Collected data:
==============================

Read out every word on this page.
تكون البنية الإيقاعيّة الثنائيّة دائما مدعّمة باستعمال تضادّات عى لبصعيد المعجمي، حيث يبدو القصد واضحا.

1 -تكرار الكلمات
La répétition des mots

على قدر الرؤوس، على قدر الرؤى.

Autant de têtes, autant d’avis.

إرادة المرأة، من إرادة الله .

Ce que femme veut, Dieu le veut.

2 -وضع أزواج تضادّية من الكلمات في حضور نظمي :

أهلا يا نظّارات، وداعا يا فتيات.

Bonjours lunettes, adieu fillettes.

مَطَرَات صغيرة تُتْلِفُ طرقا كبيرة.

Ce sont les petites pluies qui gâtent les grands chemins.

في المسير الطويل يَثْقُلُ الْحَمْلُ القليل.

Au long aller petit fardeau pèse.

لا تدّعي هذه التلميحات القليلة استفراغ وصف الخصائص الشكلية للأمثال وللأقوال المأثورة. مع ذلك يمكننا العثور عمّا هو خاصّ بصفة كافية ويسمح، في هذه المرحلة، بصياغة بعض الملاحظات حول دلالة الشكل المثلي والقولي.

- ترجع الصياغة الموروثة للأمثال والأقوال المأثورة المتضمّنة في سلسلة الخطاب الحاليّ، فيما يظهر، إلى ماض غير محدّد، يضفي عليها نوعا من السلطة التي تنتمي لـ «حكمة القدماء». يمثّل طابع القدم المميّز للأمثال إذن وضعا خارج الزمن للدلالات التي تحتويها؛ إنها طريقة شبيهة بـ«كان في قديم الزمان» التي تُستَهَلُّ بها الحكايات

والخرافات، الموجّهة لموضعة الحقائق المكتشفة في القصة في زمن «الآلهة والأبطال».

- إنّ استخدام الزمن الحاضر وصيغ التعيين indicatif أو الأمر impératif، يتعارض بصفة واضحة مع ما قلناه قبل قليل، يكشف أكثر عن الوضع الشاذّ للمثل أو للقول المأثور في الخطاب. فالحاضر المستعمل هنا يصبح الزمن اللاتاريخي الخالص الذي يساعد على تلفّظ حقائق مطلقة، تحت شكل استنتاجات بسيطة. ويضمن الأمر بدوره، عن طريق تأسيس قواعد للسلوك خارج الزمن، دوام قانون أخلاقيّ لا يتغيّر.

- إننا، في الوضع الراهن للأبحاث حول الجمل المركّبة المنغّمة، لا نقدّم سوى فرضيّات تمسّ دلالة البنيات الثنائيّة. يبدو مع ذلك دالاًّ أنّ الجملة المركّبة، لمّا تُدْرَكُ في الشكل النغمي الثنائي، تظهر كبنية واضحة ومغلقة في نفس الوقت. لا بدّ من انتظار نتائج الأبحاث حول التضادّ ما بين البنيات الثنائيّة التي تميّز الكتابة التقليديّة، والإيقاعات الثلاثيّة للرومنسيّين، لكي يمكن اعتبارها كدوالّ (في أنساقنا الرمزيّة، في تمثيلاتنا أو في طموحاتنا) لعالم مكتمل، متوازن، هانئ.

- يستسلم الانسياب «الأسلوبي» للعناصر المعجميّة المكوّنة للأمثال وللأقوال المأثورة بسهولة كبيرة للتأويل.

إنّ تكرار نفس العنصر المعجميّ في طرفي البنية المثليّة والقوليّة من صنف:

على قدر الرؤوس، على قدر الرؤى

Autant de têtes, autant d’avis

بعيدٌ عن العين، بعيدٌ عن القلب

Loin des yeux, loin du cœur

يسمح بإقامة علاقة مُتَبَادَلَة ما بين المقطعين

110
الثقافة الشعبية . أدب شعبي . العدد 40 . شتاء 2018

==============================

Task objective: Determine how many lines of the entries above carry the string "têtes", and give that number alone.

The completed task: 2